-- start The records --

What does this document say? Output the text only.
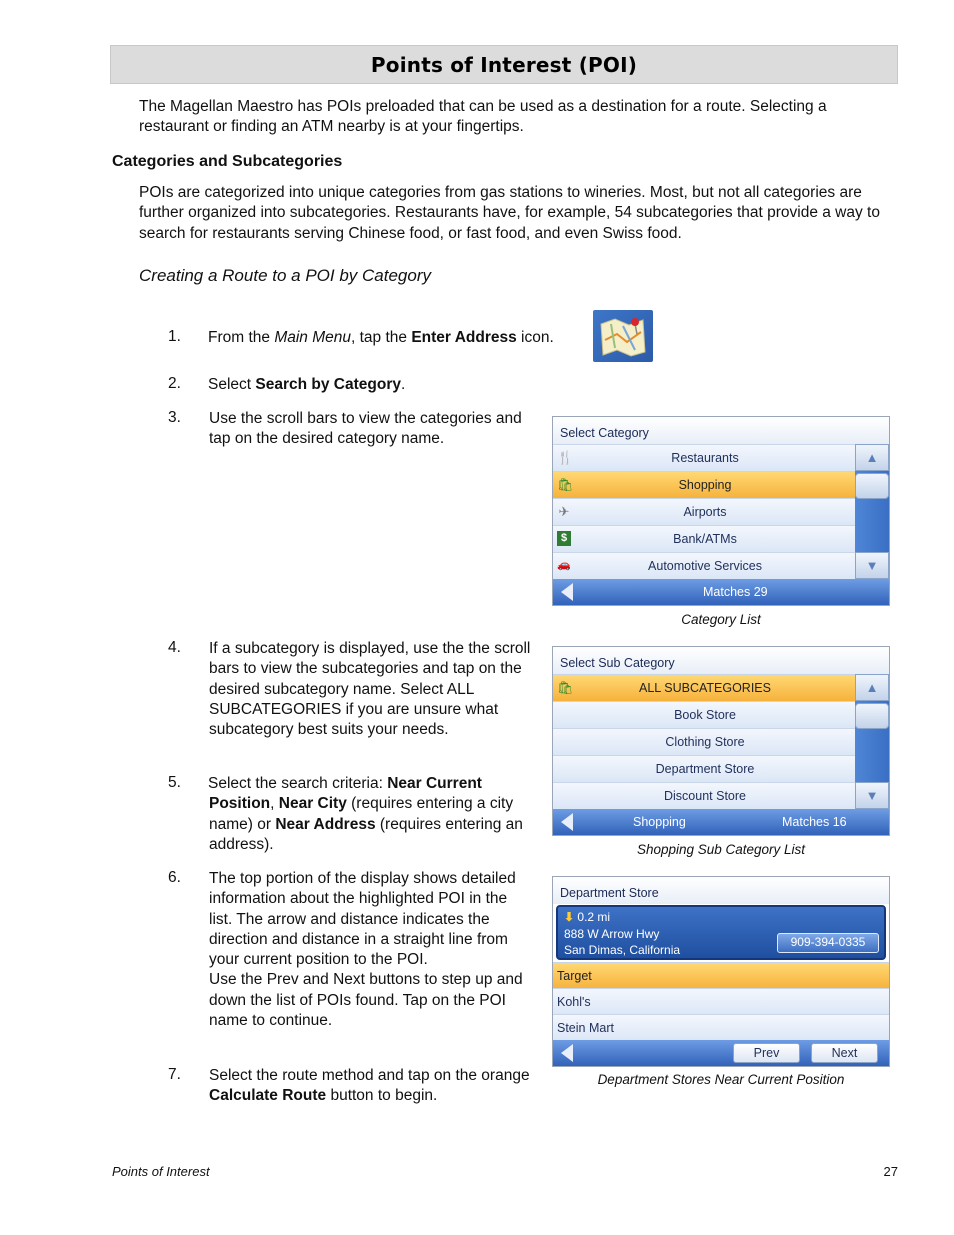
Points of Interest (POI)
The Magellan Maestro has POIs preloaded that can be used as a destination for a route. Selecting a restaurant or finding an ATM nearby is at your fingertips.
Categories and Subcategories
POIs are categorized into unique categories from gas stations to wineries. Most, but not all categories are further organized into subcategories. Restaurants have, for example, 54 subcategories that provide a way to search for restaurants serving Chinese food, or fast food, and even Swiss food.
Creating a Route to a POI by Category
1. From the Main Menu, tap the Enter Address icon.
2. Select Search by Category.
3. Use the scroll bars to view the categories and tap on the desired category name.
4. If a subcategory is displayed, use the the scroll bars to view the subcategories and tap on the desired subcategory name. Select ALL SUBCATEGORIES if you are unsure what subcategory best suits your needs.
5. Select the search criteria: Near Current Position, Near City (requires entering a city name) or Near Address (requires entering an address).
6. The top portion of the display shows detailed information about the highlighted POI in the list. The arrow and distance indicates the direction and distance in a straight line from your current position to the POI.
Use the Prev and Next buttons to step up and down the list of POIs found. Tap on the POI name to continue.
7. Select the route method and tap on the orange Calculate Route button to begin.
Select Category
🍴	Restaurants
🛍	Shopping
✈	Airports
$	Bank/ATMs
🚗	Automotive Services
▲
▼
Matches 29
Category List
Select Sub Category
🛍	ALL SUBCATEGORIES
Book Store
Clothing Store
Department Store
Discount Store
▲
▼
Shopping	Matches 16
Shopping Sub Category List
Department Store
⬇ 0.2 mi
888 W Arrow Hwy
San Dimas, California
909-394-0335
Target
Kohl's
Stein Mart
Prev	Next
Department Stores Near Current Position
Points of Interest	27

-- end The records --

Task to carry out: Copy every line from the entries that contains the word "scroll".

In response:
3. Use the scroll bars to view the categories and tap on the desired category name.
4. If a subcategory is displayed, use the the scroll bars to view the subcategories and tap on the desired subcategory name. Select ALL SUBCATEGORIES if you are unsure what subcategory best suits your needs.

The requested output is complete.